▶ [DIRECTION]: Quote every line as written. Omit pictures.

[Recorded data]
>> begin

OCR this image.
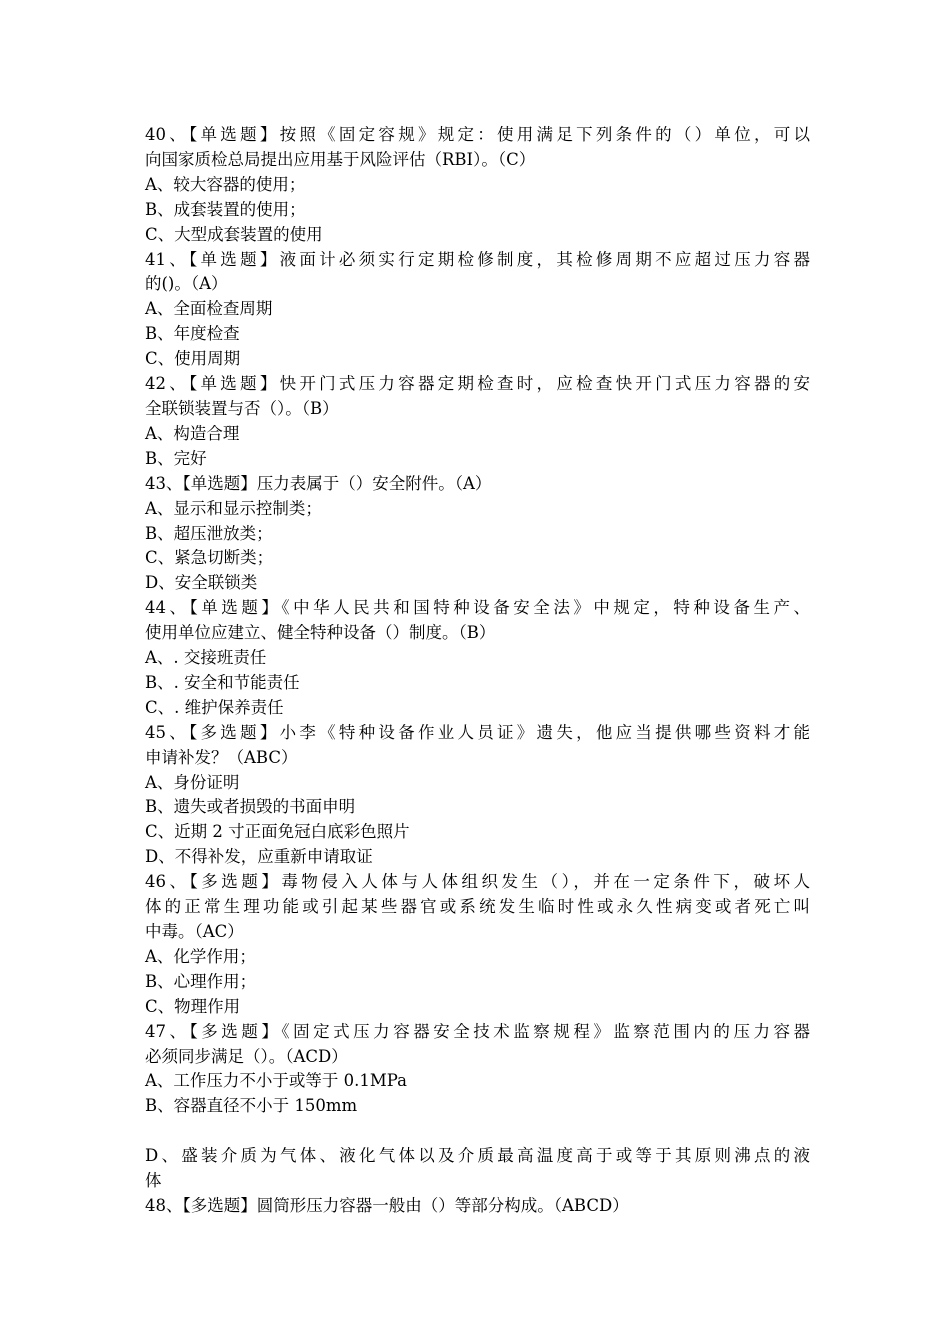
40、【单选题】按照《固定容规》规定：使用满足下列条件的（）单位，可以
向国家质检总局提出应用基于风险评估（RBI）。（C）
A、较大容器的使用；
B、成套装置的使用；
C、大型成套装置的使用
41、【单选题】液面计必须实行定期检修制度，其检修周期不应超过压力容器
的()。（A）
A、全面检查周期
B、年度检查
C、使用周期
42、【单选题】快开门式压力容器定期检查时，应检查快开门式压力容器的安
全联锁装置与否（）。（B）
A、构造合理
B、完好
43、【单选题】压力表属于（）安全附件。（A）
A、显示和显示控制类；
B、超压泄放类；
C、紧急切断类；
D、安全联锁类
44、【单选题】《中华人民共和国特种设备安全法》中规定，特种设备生产、
使用单位应建立、健全特种设备（）制度。（B）
A、. 交接班责任
B、. 安全和节能责任
C、. 维护保养责任
45、【多选题】小李《特种设备作业人员证》遗失，他应当提供哪些资料才能
申请补发？（ABC）
A、身份证明
B、遗失或者损毁的书面申明
C、近期 2 寸正面免冠白底彩色照片
D、不得补发，应重新申请取证
46、【多选题】毒物侵入人体与人体组织发生（），并在一定条件下，破坏人
体的正常生理功能或引起某些器官或系统发生临时性或永久性病变或者死亡叫
中毒。（AC）
A、化学作用；
B、心理作用；
C、物理作用
47、【多选题】《固定式压力容器安全技术监察规程》监察范围内的压力容器
必须同步满足（）。（ACD）
A、工作压力不小于或等于 0.1MPa
B、容器直径不小于 150mm
D、盛装介质为气体、液化气体以及介质最高温度高于或等于其原则沸点的液
体
48、【多选题】圆筒形压力容器一般由（）等部分构成。（ABCD）
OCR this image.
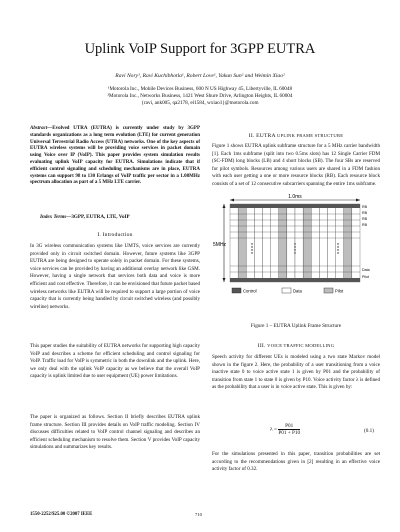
Uplink VoIP Support for 3GPP EUTRA
Ravi Nory¹, Ravi Kuchibhotla¹, Robert Love¹, Yakun Sun² and Weimin Xiao²
¹Motorola Inc., Mobile Devices Business, 600 N US Highway 45, Libertyville, IL 60048
²Motorola Inc., Networks Business, 1421 West Shure Drive, Arlington Heights, IL 60004
{ravi, ank005, qa2178, el1584, wxiao1}@motorola.com
Abstract—Evolved UTRA (EUTRA) is currently under study by 3GPP standards organizations as a long term evolution (LTE) for current generation Universal Terrestrial Radio Access (UTRA) networks. One of the key aspects of EUTRA wireless systems will be providing voice services in packet domain using Voice over IP (VoIP). This paper provides system simulation results evaluating uplink VoIP capacity for EUTRA. Simulations indicate that if efficient control signaling and scheduling mechanisms are in place, EUTRA systems can support 98 to 130 Erlangs of VoIP traffic per sector in a 1.08MHz spectrum allocation as part of a 5 MHz LTE carrier.
Index Terms—3GPP, EUTRA, LTE, VoIP
I. Introduction
In 3G wireless communication systems like UMTS, voice services are currently provided only in circuit switched domain. However, future systems like 3GPP EUTRA are being designed to operate solely in packet domain. For these systems, voice services can be provided by having an additional overlay network like GSM. However, having a single network that services both data and voice is more efficient and cost effective. Therefore, it can be envisioned that future packet based wireless networks like EUTRA will be required to support a large portion of voice capacity that is currently being handled by circuit switched wireless (and possibly wireline) networks.
This paper studies the suitability of EUTRA networks for supporting high capacity VoIP and describes a scheme for efficient scheduling and control signaling for VoIP. Traffic load for VoIP is symmetric in both the downlink and the uplink. Here, we only deal with the uplink VoIP capacity as we believe that the overall VoIP capacity is uplink limited due to user equipment (UE) power limitations.
The paper is organized as follows. Section II briefly describes EUTRA uplink frame structure. Section III provides details on VoIP traffic modeling. Section IV discusses difficulties related to VoIP control channel signaling and describes an efficient scheduling mechanism to resolve them. Section V provides VoIP capacity simulations and summarizes key results.
II. EUTRA UPLINK FRAME STRUCTURE
Figure 1 shows EUTRA uplink subframe structure for a 5 MHz carrier bandwidth [1]. Each 1ms subframe (split into two 0.5ms slots) has 12 Single Carrier FDM (SC-FDM) long blocks (LB) and 4 short blocks (SB). The four SBs are reserved for pilot symbols. Resources among various users are shared in a FDM fashion with each user getting a one or more resource blocks (RB). Each resource block consists of a set of 12 consecutive subcarriers spanning the entire 1ms subframe.
1.0ms
5MHz
RB
RB
RB
RB
Data
Pilot
Control	Data	Pilot
Figure 1 – EUTRA Uplink Frame Structure
III. VOICE TRAFFIC MODELLING
Speech activity for different UEs is modeled using a two state Markov model shown in the figure 2. Here, the probability of a user transitioning from a voice inactive state 0 to voice active state 1 is given by P01 and the probability of transition from state 1 to state 0 is given by P10. Voice activity factor λ is defined as the probability that a user is in voice active state. This is given by:
$\lambda = \frac{P01}{P01 + P10}$	(0.1)
For the simulations presented in this paper, transition probabilities are set according to the recommendations given in [2] resulting in an effective voice activity factor of 0.32.
1550-2252/$25.00 ©2007 IEEE	710
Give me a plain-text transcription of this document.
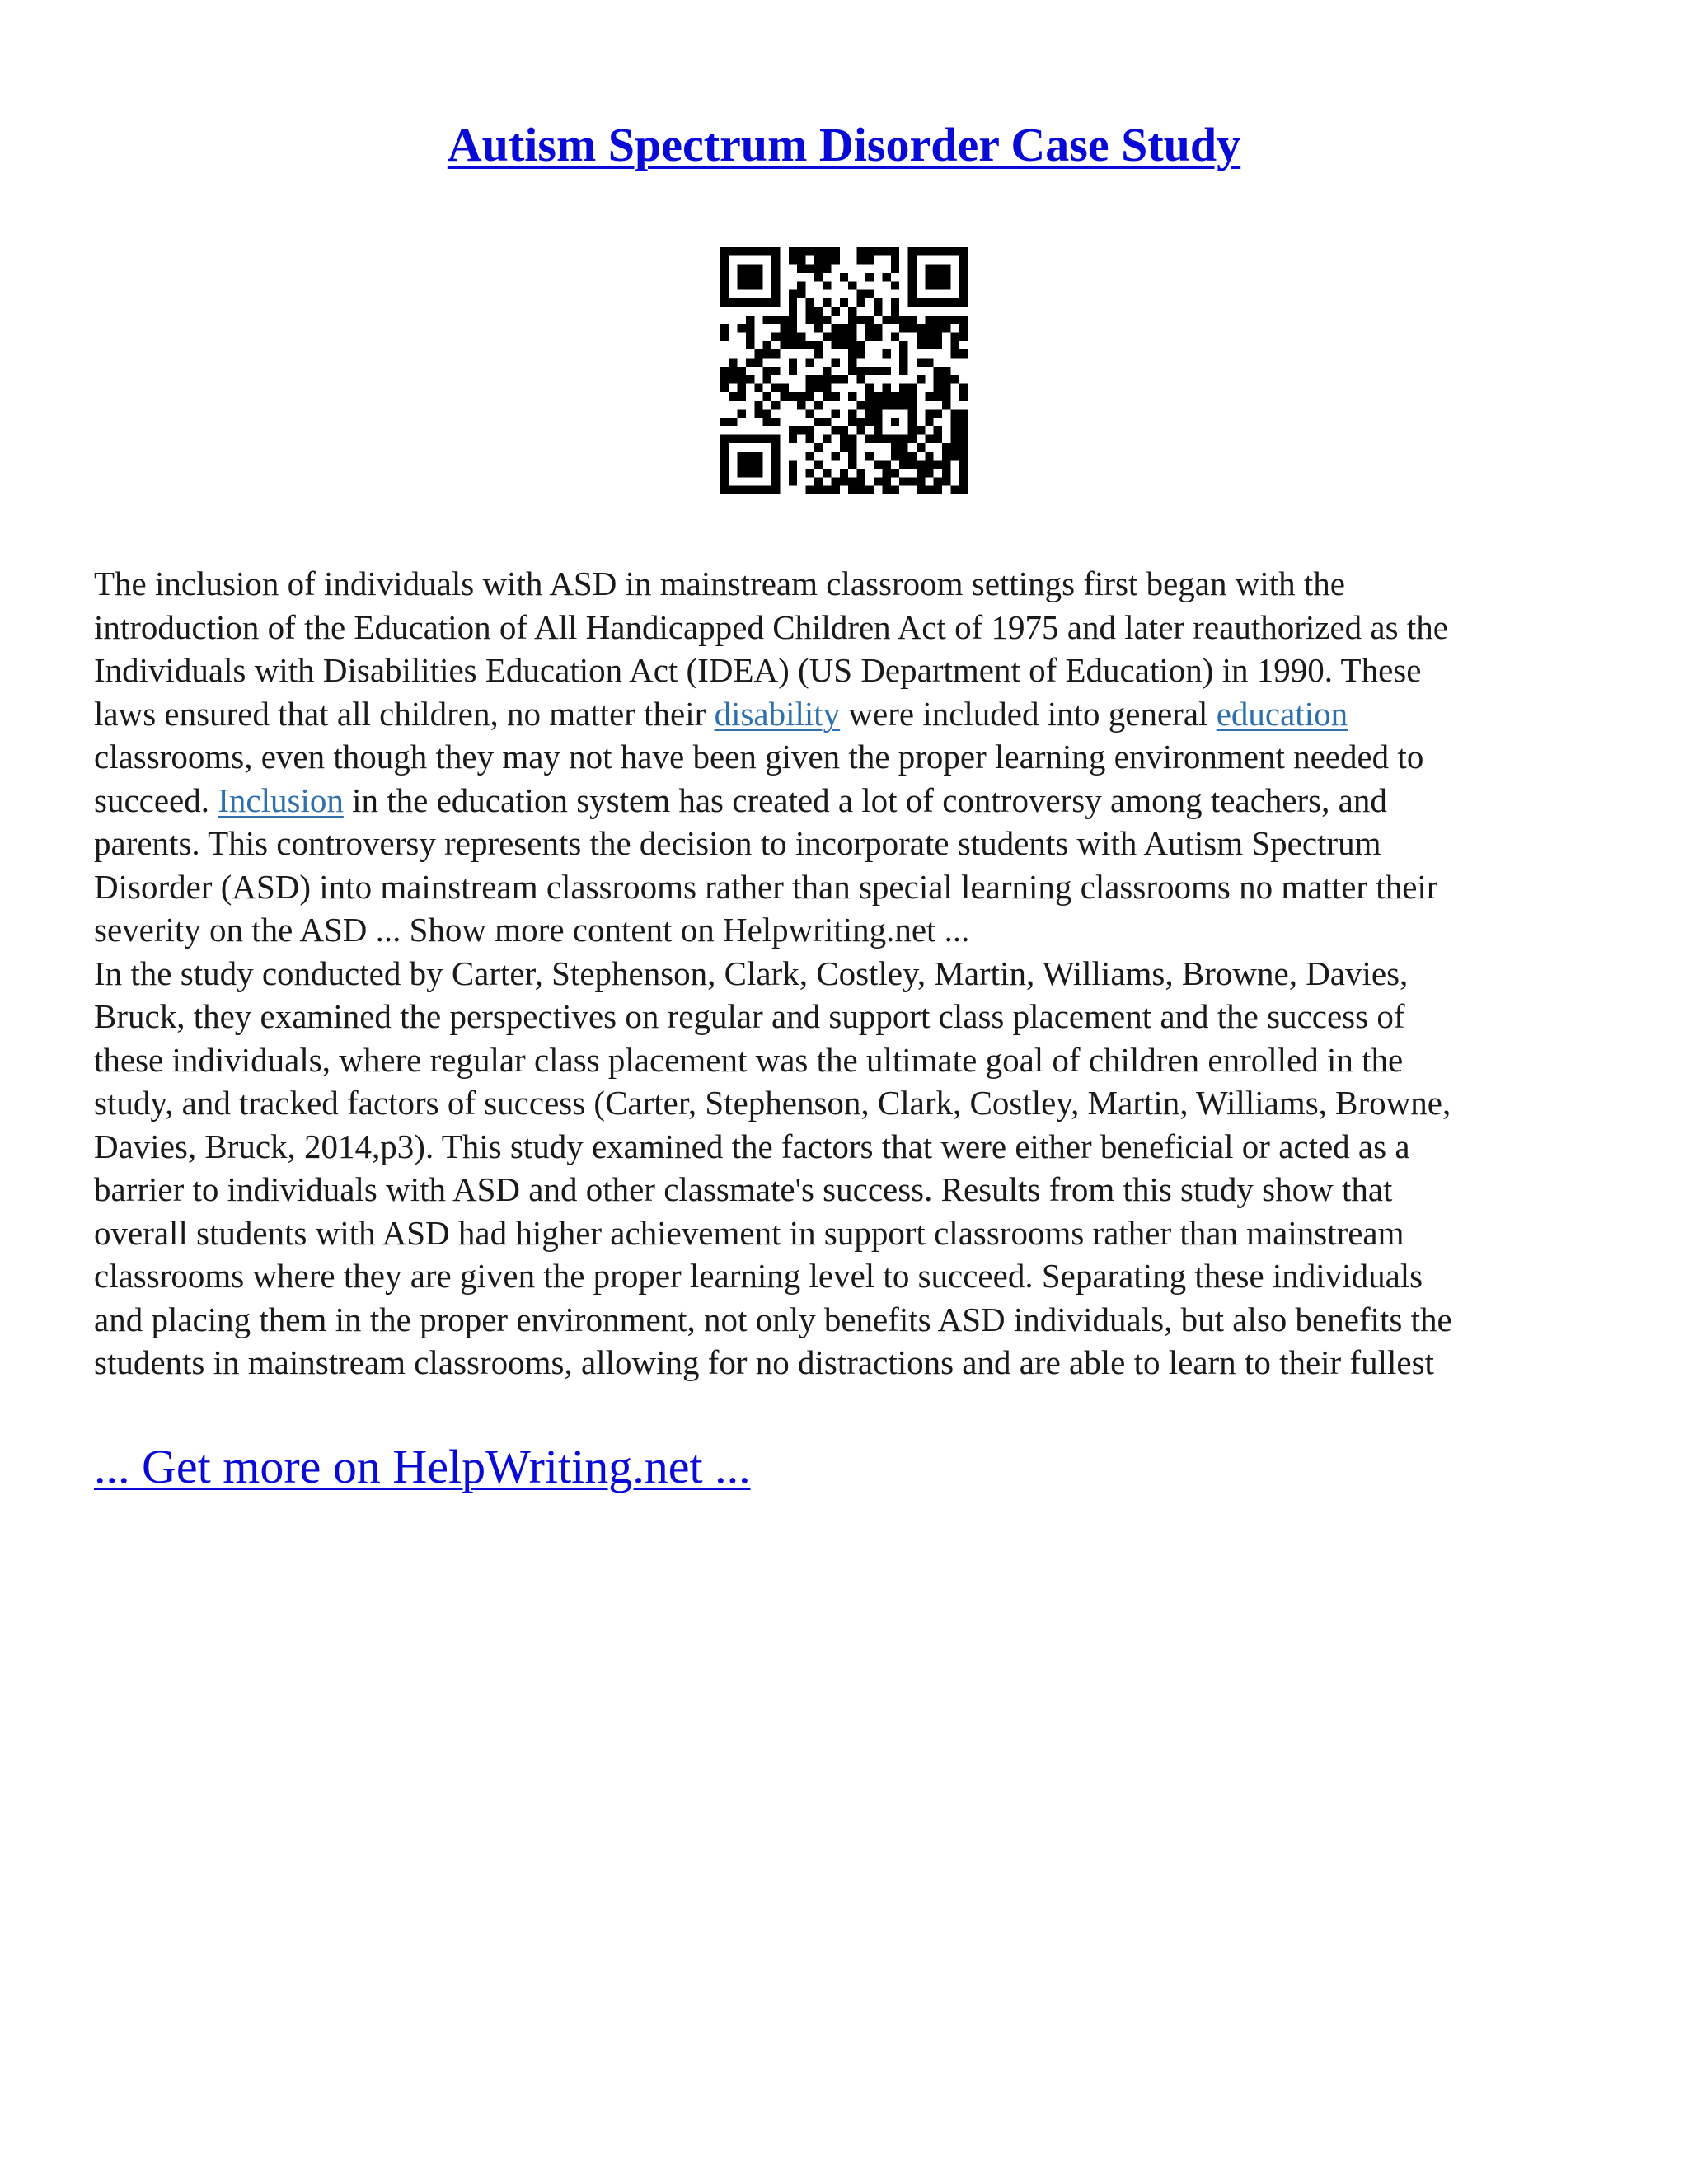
Autism Spectrum Disorder Case Study
The inclusion of individuals with ASD in mainstream classroom settings first began with the
introduction of the Education of All Handicapped Children Act of 1975 and later reauthorized as the
Individuals with Disabilities Education Act (IDEA) (US Department of Education) in 1990. These
laws ensured that all children, no matter their disability were included into general education
classrooms, even though they may not have been given the proper learning environment needed to
succeed. Inclusion in the education system has created a lot of controversy among teachers, and
parents. This controversy represents the decision to incorporate students with Autism Spectrum
Disorder (ASD) into mainstream classrooms rather than special learning classrooms no matter their
severity on the ASD ... Show more content on Helpwriting.net ...
In the study conducted by Carter, Stephenson, Clark, Costley, Martin, Williams, Browne, Davies,
Bruck, they examined the perspectives on regular and support class placement and the success of
these individuals, where regular class placement was the ultimate goal of children enrolled in the
study, and tracked factors of success (Carter, Stephenson, Clark, Costley, Martin, Williams, Browne,
Davies, Bruck, 2014,p3). This study examined the factors that were either beneficial or acted as a
barrier to individuals with ASD and other classmate's success. Results from this study show that
overall students with ASD had higher achievement in support classrooms rather than mainstream
classrooms where they are given the proper learning level to succeed. Separating these individuals
and placing them in the proper environment, not only benefits ASD individuals, but also benefits the
students in mainstream classrooms, allowing for no distractions and are able to learn to their fullest

... Get more on HelpWriting.net ...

>> end

▶ [RESULT OF THIS EXERCISE]:
OCR this image.
40、【单选题】按照《固定容规》规定：使用满足下列条件的（）单位，可以
向国家质检总局提出应用基于风险评估（RBI）。（C）
A、较大容器的使用；
B、成套装置的使用；
C、大型成套装置的使用
41、【单选题】液面计必须实行定期检修制度，其检修周期不应超过压力容器
的()。（A）
A、全面检查周期
B、年度检查
C、使用周期
42、【单选题】快开门式压力容器定期检查时，应检查快开门式压力容器的安
全联锁装置与否（）。（B）
A、构造合理
B、完好
43、【单选题】压力表属于（）安全附件。（A）
A、显示和显示控制类；
B、超压泄放类；
C、紧急切断类；
D、安全联锁类
44、【单选题】《中华人民共和国特种设备安全法》中规定，特种设备生产、
使用单位应建立、健全特种设备（）制度。（B）
A、. 交接班责任
B、. 安全和节能责任
C、. 维护保养责任
45、【多选题】小李《特种设备作业人员证》遗失，他应当提供哪些资料才能
申请补发？（ABC）
A、身份证明
B、遗失或者损毁的书面申明
C、近期 2 寸正面免冠白底彩色照片
D、不得补发，应重新申请取证
46、【多选题】毒物侵入人体与人体组织发生（），并在一定条件下，破坏人
体的正常生理功能或引起某些器官或系统发生临时性或永久性病变或者死亡叫
中毒。（AC）
A、化学作用；
B、心理作用；
C、物理作用
47、【多选题】《固定式压力容器安全技术监察规程》监察范围内的压力容器
必须同步满足（）。（ACD）
A、工作压力不小于或等于 0.1MPa
B、容器直径不小于 150mm
D、盛装介质为气体、液化气体以及介质最高温度高于或等于其原则沸点的液
体
48、【多选题】圆筒形压力容器一般由（）等部分构成。（ABCD）
OCR this image.
Uplink VoIP Support for 3GPP EUTRA
Ravi Nory¹, Ravi Kuchibhotla¹, Robert Love¹, Yakun Sun² and Weimin Xiao²
¹Motorola Inc., Mobile Devices Business, 600 N US Highway 45, Libertyville, IL 60048
²Motorola Inc., Networks Business, 1421 West Shure Drive, Arlington Heights, IL 60004
{ravi, ank005, qa2178, el1584, wxiao1}@motorola.com
Abstract—Evolved UTRA (EUTRA) is currently under study by 3GPP standards organizations as a long term evolution (LTE) for current generation Universal Terrestrial Radio Access (UTRA) networks. One of the key aspects of EUTRA wireless systems will be providing voice services in packet domain using Voice over IP (VoIP). This paper provides system simulation results evaluating uplink VoIP capacity for EUTRA. Simulations indicate that if efficient control signaling and scheduling mechanisms are in place, EUTRA systems can support 98 to 130 Erlangs of VoIP traffic per sector in a 1.08MHz spectrum allocation as part of a 5 MHz LTE carrier.
Index Terms—3GPP, EUTRA, LTE, VoIP
I. Introduction
In 3G wireless communication systems like UMTS, voice services are currently provided only in circuit switched domain. However, future systems like 3GPP EUTRA are being designed to operate solely in packet domain. For these systems, voice services can be provided by having an additional overlay network like GSM. However, having a single network that services both data and voice is more efficient and cost effective. Therefore, it can be envisioned that future packet based wireless networks like EUTRA will be required to support a large portion of voice capacity that is currently being handled by circuit switched wireless (and possibly wireline) networks.
This paper studies the suitability of EUTRA networks for supporting high capacity VoIP and describes a scheme for efficient scheduling and control signaling for VoIP. Traffic load for VoIP is symmetric in both the downlink and the uplink. Here, we only deal with the uplink VoIP capacity as we believe that the overall VoIP capacity is uplink limited due to user equipment (UE) power limitations.
The paper is organized as follows. Section II briefly describes EUTRA uplink frame structure. Section III provides details on VoIP traffic modeling. Section IV discusses difficulties related to VoIP control channel signaling and describes an efficient scheduling mechanism to resolve them. Section V provides VoIP capacity simulations and summarizes key results.
II. EUTRA UPLINK FRAME STRUCTURE
Figure 1 shows EUTRA uplink subframe structure for a 5 MHz carrier bandwidth [1]. Each 1ms subframe (split into two 0.5ms slots) has 12 Single Carrier FDM (SC-FDM) long blocks (LB) and 4 short blocks (SB). The four SBs are reserved for pilot symbols. Resources among various users are shared in a FDM fashion with each user getting a one or more resource blocks (RB). Each resource block consists of a set of 12 consecutive subcarriers spanning the entire 1ms subframe.
1.0ms
5MHz
RB
RB
RB
RB
Data
Pilot
Control	Data	Pilot
Figure 1 – EUTRA Uplink Frame Structure
III. VOICE TRAFFIC MODELLING
Speech activity for different UEs is modeled using a two state Markov model shown in the figure 2. Here, the probability of a user transitioning from a voice inactive state 0 to voice active state 1 is given by P01 and the probability of transition from state 1 to state 0 is given by P10. Voice activity factor λ is defined as the probability that a user is in voice active state. This is given by:
$\lambda = \frac{P01}{P01 + P10}$	(0.1)
For the simulations presented in this paper, transition probabilities are set according to the recommendations given in [2] resulting in an effective voice activity factor of 0.32.
1550-2252/$25.00 ©2007 IEEE	710
Give me a plain-text transcription of this document.
Autism Spectrum Disorder Case Study
The inclusion of individuals with ASD in mainstream classroom settings first began with the
introduction of the Education of All Handicapped Children Act of 1975 and later reauthorized as the
Individuals with Disabilities Education Act (IDEA) (US Department of Education) in 1990. These
laws ensured that all children, no matter their disability were included into general education
classrooms, even though they may not have been given the proper learning environment needed to
succeed. Inclusion in the education system has created a lot of controversy among teachers, and
parents. This controversy represents the decision to incorporate students with Autism Spectrum
Disorder (ASD) into mainstream classrooms rather than special learning classrooms no matter their
severity on the ASD ... Show more content on Helpwriting.net ...
In the study conducted by Carter, Stephenson, Clark, Costley, Martin, Williams, Browne, Davies,
Bruck, they examined the perspectives on regular and support class placement and the success of
these individuals, where regular class placement was the ultimate goal of children enrolled in the
study, and tracked factors of success (Carter, Stephenson, Clark, Costley, Martin, Williams, Browne,
Davies, Bruck, 2014,p3). This study examined the factors that were either beneficial or acted as a
barrier to individuals with ASD and other classmate's success. Results from this study show that
overall students with ASD had higher achievement in support classrooms rather than mainstream
classrooms where they are given the proper learning level to succeed. Separating these individuals
and placing them in the proper environment, not only benefits ASD individuals, but also benefits the
students in mainstream classrooms, allowing for no distractions and are able to learn to their fullest

... Get more on HelpWriting.net ...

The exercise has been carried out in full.